Avaux (/fr/) is a commune in the Ardennes department and Grand Est region of north-eastern France.

The commune has been awarded two flowers by the National Council of Towns and Villages in Bloom in the Competition of cities and villages in Bloom.

==Geography==
Avaux is located some 22 km west by south-west of Rethel and 38 km south-east of Laon. Access to the commune is by the D523 from Évergnicourt in the south-west which changes to the D137 at the border then continues to the village and north-east to join the D18 south-west of Saint-Germainmont. The D966 forms the western border of the commune as it goes south from Lor to Evergnicourt. Apart from thin strips of forest along the eastern and southern borders the commune is entirely farmland.

The Canal latéral à l'Aisne forms the southern border of the commune and the Aisne river forms the eastern border then runs through the south of the commune parallel to the canal as it flows west to eventually join the Seine at Conflans-Sainte-Honorine.

===Heraldry===

| Arms of Avaux | The official status of the blazon remains to be determined. Blazon: Azure, a lion crowned Argent issuant, in chief Or a crescent of Sable between two mullets the same. |

==Administration==

List of Successive Mayors

| From | To | Name |
|---|---|---|
| 2001 | 2008 | Pascal Beguin |
| 2008 | current | Didier Marby |

==Demography==
The inhabitants of the commune are known as Avalois or Avaloises in French.

==Sites and monuments==
Avaux was once called Asfeld-le-Château as it was the seat of a fortified house of the Counts of Avaux. The chateau has disappeared.

The Church of Notre-Dame contains a Painting: the Nativity of the Virgin (18th century), which is registered as an historical object.

==Notable people linked to the commune==
- Claude de Mesmes, Count of Avaux (1595-1650), diplomat and man of letters.
- Jean-Jacques de Mesmes, Count of Avaux: best known for developing the town of Asfeld.
- Yves Gibeau, his family came from Avaux and he lived in the commune during part of his youth.

· · · · · · ·

▶ **Problems to solve**:
1. List every road designation the article on Avaux names.
2. Using the article on Avaux, say whether each statement agrees with it: (a) the Aisne river forms the southern border of the commune; (b) the chateau of the Counts of Avaux still stands; (c) Avaux lies some 38 km south-east of Laon. Quote the deciding words for each.
The lines after this point are separate material and have nothing to do with the article on Avaux.

Records from a data collection:
· · · · · · ·

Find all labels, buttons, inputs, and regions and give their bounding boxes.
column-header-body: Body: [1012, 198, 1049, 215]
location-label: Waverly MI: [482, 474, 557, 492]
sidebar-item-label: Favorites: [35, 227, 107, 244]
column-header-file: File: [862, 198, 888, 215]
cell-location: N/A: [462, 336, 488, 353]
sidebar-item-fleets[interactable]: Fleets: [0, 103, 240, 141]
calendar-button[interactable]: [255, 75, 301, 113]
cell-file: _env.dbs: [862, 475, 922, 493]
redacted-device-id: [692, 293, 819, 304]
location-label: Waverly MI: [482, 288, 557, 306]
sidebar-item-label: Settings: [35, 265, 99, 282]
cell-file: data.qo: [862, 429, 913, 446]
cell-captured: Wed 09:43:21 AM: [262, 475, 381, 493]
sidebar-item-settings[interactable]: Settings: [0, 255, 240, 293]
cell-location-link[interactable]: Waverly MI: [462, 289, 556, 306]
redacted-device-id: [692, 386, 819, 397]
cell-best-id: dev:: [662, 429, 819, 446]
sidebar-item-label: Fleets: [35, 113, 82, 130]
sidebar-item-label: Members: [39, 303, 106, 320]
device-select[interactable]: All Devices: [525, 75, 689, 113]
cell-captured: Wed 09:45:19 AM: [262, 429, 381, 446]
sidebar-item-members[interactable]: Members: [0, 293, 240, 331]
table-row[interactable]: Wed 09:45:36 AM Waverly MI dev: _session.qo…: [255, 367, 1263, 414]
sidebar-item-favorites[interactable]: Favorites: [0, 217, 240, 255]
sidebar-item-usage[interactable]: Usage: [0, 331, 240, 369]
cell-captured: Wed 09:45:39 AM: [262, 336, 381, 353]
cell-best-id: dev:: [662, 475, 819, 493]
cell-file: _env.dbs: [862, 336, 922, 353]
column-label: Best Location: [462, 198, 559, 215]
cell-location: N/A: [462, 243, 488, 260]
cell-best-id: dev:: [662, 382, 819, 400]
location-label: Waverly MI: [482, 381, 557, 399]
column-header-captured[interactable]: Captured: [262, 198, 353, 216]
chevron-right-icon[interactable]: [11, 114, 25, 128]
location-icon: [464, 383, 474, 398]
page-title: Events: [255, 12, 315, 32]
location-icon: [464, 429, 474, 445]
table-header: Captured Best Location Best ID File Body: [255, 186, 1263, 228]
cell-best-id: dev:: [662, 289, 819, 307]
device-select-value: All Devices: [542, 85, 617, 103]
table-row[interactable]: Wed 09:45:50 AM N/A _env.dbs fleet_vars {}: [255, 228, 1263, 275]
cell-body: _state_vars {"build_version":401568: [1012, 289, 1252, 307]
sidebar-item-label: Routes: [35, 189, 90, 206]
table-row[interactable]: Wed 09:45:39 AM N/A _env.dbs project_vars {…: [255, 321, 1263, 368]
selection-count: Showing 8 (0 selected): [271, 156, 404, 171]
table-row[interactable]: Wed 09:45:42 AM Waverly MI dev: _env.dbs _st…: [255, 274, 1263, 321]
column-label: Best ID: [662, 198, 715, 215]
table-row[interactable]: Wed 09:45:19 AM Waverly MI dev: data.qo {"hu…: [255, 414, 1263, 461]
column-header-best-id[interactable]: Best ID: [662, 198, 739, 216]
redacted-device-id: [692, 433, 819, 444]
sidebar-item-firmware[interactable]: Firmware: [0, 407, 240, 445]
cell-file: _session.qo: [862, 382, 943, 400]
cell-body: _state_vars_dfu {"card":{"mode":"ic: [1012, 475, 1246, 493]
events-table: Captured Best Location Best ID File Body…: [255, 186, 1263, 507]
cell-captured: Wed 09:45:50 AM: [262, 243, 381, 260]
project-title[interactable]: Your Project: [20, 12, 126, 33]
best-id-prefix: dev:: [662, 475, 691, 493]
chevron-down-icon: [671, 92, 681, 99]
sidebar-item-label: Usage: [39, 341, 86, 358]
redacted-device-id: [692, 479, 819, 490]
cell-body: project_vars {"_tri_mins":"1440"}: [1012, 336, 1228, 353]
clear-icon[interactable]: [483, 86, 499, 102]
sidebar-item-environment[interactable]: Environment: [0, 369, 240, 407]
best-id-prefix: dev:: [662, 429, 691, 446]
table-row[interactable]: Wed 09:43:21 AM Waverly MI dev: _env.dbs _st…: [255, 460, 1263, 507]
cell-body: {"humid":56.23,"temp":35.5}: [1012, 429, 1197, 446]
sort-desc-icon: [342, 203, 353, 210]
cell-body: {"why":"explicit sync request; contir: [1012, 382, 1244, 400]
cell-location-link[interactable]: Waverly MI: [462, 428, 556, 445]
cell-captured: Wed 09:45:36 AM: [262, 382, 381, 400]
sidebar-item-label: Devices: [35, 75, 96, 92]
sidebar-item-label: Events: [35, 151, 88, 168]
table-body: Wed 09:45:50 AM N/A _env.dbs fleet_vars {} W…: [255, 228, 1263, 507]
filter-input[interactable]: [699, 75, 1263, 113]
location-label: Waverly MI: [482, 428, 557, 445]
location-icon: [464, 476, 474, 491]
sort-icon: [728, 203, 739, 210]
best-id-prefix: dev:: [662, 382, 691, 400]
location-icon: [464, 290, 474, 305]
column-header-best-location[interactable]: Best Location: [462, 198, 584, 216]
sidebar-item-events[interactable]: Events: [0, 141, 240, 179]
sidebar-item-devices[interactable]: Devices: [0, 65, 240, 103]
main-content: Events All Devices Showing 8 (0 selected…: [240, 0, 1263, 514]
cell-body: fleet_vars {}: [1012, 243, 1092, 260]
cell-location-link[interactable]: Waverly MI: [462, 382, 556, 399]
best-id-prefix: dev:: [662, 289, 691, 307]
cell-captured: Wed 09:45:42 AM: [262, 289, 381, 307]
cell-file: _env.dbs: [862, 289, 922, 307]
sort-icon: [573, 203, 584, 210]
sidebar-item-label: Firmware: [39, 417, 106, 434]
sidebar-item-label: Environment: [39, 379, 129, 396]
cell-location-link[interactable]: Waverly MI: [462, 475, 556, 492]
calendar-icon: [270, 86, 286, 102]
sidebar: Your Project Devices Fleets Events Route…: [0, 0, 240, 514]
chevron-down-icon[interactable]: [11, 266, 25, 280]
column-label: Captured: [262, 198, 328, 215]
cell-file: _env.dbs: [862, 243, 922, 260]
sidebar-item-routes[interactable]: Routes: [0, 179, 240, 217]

· · · · · · ·

▶ **Solutions**:
1. D523, D137, D18, D966

2.
(a) No: "The Canal latéral à l'Aisne forms the southern border of the commune"
(b) No: "The chateau has disappeared."
(c) Yes: "38 km south-east of Laon"